▶ _Texte proposé_:
Fiscalité sur l’art contemporain, entre apport économique et préservation du patrimoine artistique

27.11 Marché artistique article binakuko novembre 2019 - Jihad - Correction

Market Lane par Ablade Glover, 2008 (oil on canvas)

Les revenus fiscaux sur les œuvres d’art contemporain en Afrique : voilà un sujet regroupant à lui tout seul des thématiques importantes, qui chacune d’elles prise à part a une importance majeure pour l’Afrique et sa place dans le monde actuel. En effet, les revenus fiscaux incarnent l’importance d’avoir une économie viable pour le continent mais également d’avoir en partie une stabilité sociale. Quant à l’art contemporain, il incarne l’énorme importance de l’art dans la préservation et la protection des diverses cultures et identités africaines, qui prennent une dimension particulière dans le monde actuel lorsque l’on prend en compte l’histoire coloniale du continent ainsi que la place de l’art dans cette histoire coloniale.

Lorsque ces deux thématiques se croisent, se lient et ne forment qu’une seule entité, on se retrouve alors face aux questions suivantes : comment utiliser un outil qui au départ a un rôle d’apport économique, pour protéger et préserver un Art ? Quel message cela donne au monde quant à la place de l’Afrique dans le monde ?

▶ _Extrait de données_:

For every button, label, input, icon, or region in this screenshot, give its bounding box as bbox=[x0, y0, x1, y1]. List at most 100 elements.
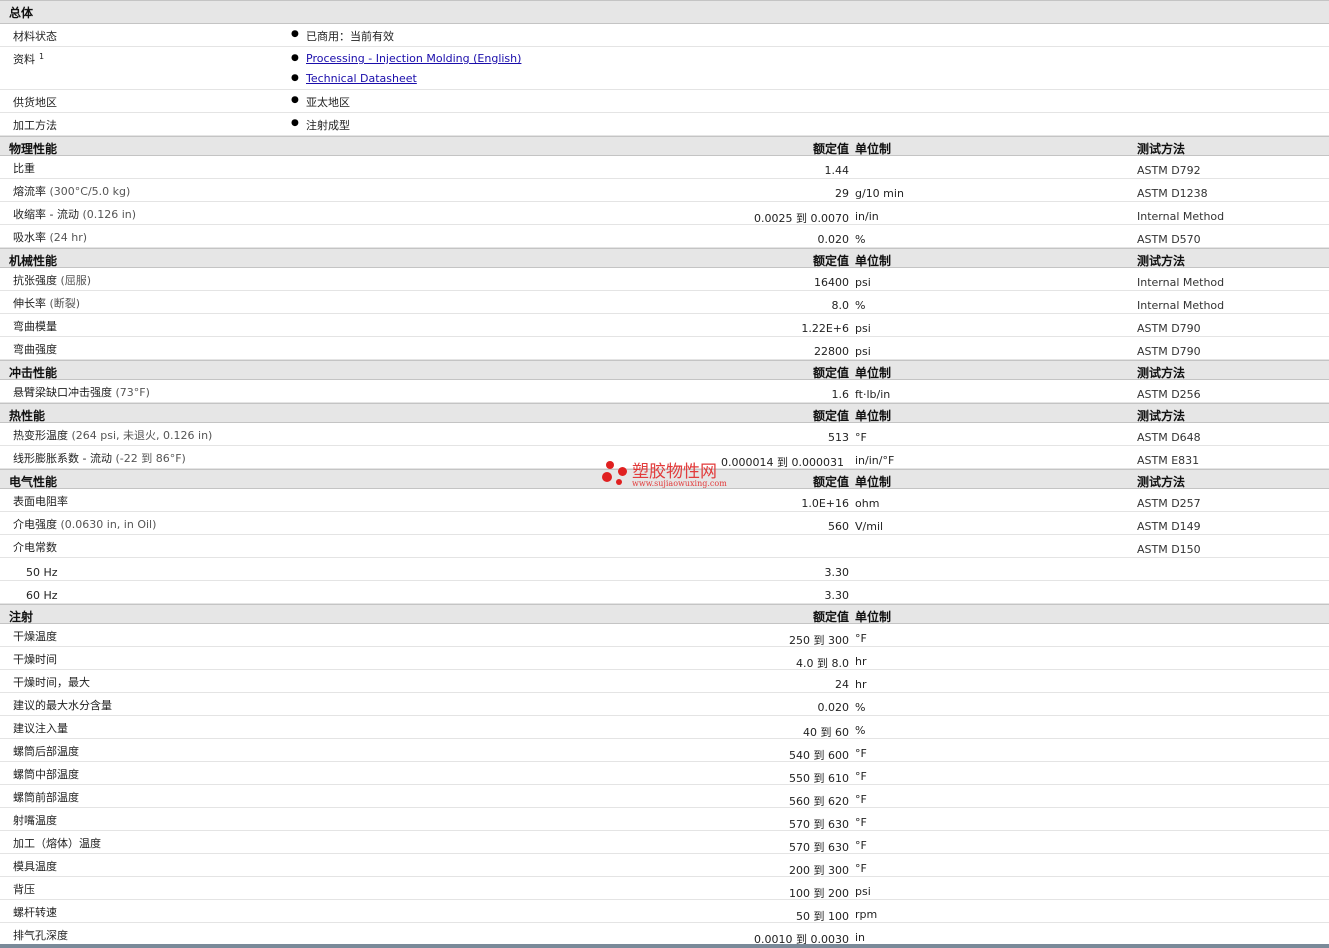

▶ _Consigne_: Recopiez mot pour mot, du titre à la dernière phrase, le texte sur la fiscalité de l’art contemporain en Afrique.

▶ _Corrigé détaillé_:
Fiscalité sur l’art contemporain, entre apport économique et préservation du patrimoine artistique

27.11 Marché artistique article binakuko novembre 2019 - Jihad - Correction

Market Lane par Ablade Glover, 2008 (oil on canvas)

Les revenus fiscaux sur les œuvres d’art contemporain en Afrique : voilà un sujet regroupant à lui tout seul des thématiques importantes, qui chacune d’elles prise à part a une importance majeure pour l’Afrique et sa place dans le monde actuel. En effet, les revenus fiscaux incarnent l’importance d’avoir une économie viable pour le continent mais également d’avoir en partie une stabilité sociale. Quant à l’art contemporain, il incarne l’énorme importance de l’art dans la préservation et la protection des diverses cultures et identités africaines, qui prennent une dimension particulière dans le monde actuel lorsque l’on prend en compte l’histoire coloniale du continent ainsi que la place de l’art dans cette histoire coloniale.

Lorsque ces deux thématiques se croisent, se lient et ne forment qu’une seule entité, on se retrouve alors face aux questions suivantes : comment utiliser un outil qui au départ a un rôle d’apport économique, pour protéger et préserver un Art ? Quel message cela donne au monde quant à la place de l’Afrique dans le monde ?